--- START OF ROWS ---

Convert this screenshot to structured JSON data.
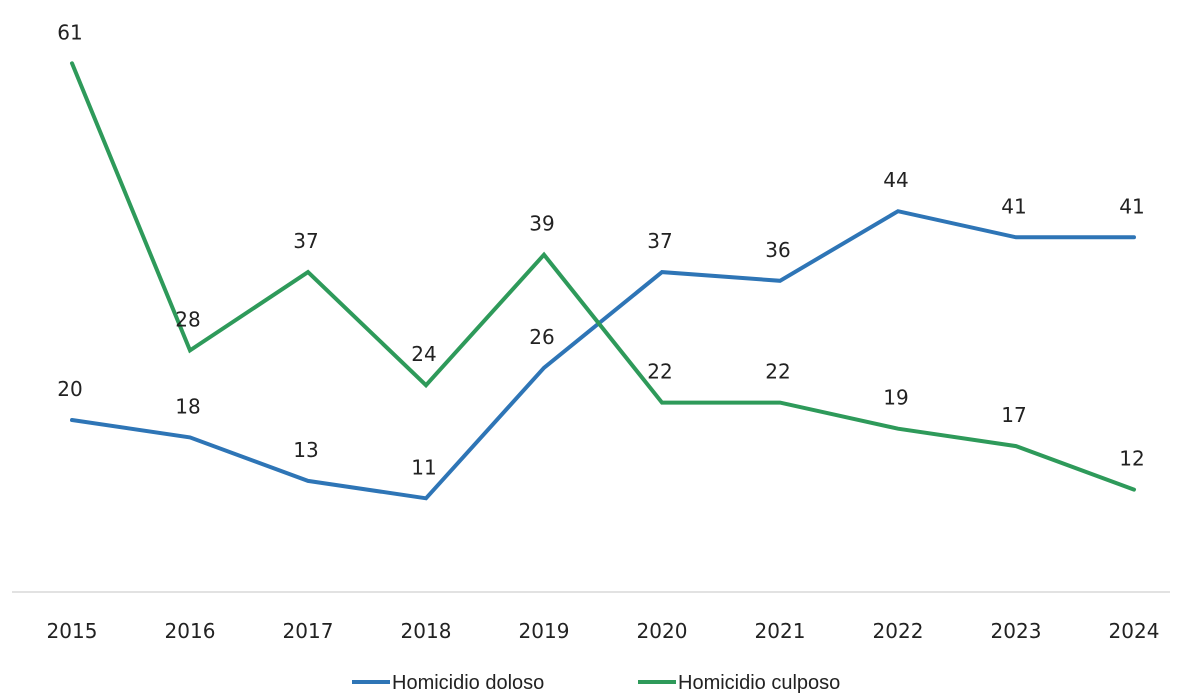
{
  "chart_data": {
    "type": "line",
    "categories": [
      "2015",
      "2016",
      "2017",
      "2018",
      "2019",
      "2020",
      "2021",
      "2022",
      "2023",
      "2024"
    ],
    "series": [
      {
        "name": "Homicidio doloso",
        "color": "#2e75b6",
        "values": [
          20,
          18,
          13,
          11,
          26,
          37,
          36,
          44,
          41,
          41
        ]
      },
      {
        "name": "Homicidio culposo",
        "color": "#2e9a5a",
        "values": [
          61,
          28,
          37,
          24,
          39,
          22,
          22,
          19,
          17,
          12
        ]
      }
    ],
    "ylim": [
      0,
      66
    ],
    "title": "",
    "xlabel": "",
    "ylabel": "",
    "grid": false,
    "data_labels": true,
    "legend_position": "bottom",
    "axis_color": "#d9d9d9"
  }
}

--- END OF ROWS ---

**TASK DIRECTIONS**
Every record above must be given again exactly; drop the pictures.

**EXERCISE SOLUTION**
Convert this screenshot to structured JSON data.
{
  "chart_data": {
    "type": "line",
    "categories": [
      "2015",
      "2016",
      "2017",
      "2018",
      "2019",
      "2020",
      "2021",
      "2022",
      "2023",
      "2024"
    ],
    "series": [
      {
        "name": "Homicidio doloso",
        "color": "#2e75b6",
        "values": [
          20,
          18,
          13,
          11,
          26,
          37,
          36,
          44,
          41,
          41
        ]
      },
      {
        "name": "Homicidio culposo",
        "color": "#2e9a5a",
        "values": [
          61,
          28,
          37,
          24,
          39,
          22,
          22,
          19,
          17,
          12
        ]
      }
    ],
    "ylim": [
      0,
      66
    ],
    "title": "",
    "xlabel": "",
    "ylabel": "",
    "grid": false,
    "data_labels": true,
    "legend_position": "bottom",
    "axis_color": "#d9d9d9"
  }
}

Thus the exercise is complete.